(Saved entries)
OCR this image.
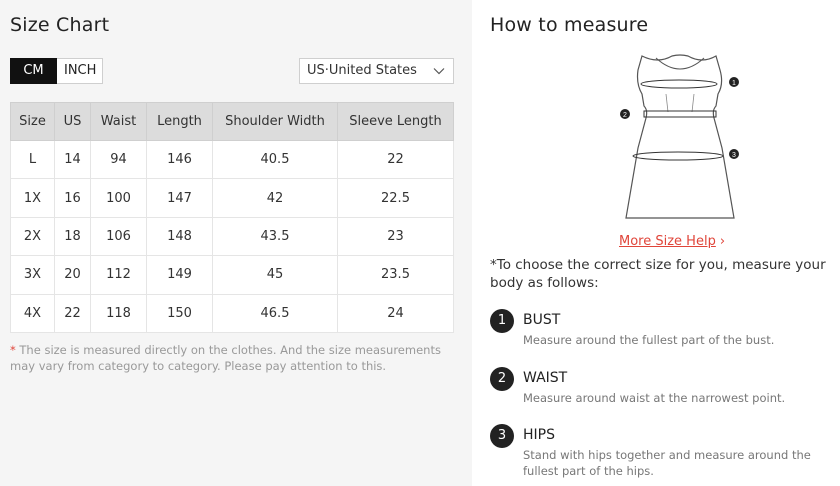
Size Chart
CM	INCH	US·United States
Size	US	Waist	Length	Shoulder Width	Sleeve Length
L	14	94	146	40.5	22
1X	16	100	147	42	22.5
2X	18	106	148	43.5	23
3X	20	112	149	45	23.5
4X	22	118	150	46.5	24
* The size is measured directly on the clothes. And the size measurements may vary from category to category. Please pay attention to this.
How to measure
1
2
3
More Size Help ›
*To choose the correct size for you, measure your body as follows:
1	BUST
Measure around the fullest part of the bust.
2	WAIST
Measure around waist at the narrowest point.
3	HIPS
Stand with hips together and measure around the fullest part of the hips.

> _Exercise brief_
Print out the lines exactly, skipping any picture.

> _Answer to this task_
OCR this image.
Size Chart
CM	INCH	US·United States
Size	US	Waist	Length	Shoulder Width	Sleeve Length
L	14	94	146	40.5	22
1X	16	100	147	42	22.5
2X	18	106	148	43.5	23
3X	20	112	149	45	23.5
4X	22	118	150	46.5	24
* The size is measured directly on the clothes. And the size measurements may vary from category to category. Please pay attention to this.
How to measure
1
2
3
More Size Help ›
*To choose the correct size for you, measure your body as follows:
1	BUST
Measure around the fullest part of the bust.
2	WAIST
Measure around waist at the narrowest point.
3	HIPS
Stand with hips together and measure around the fullest part of the hips.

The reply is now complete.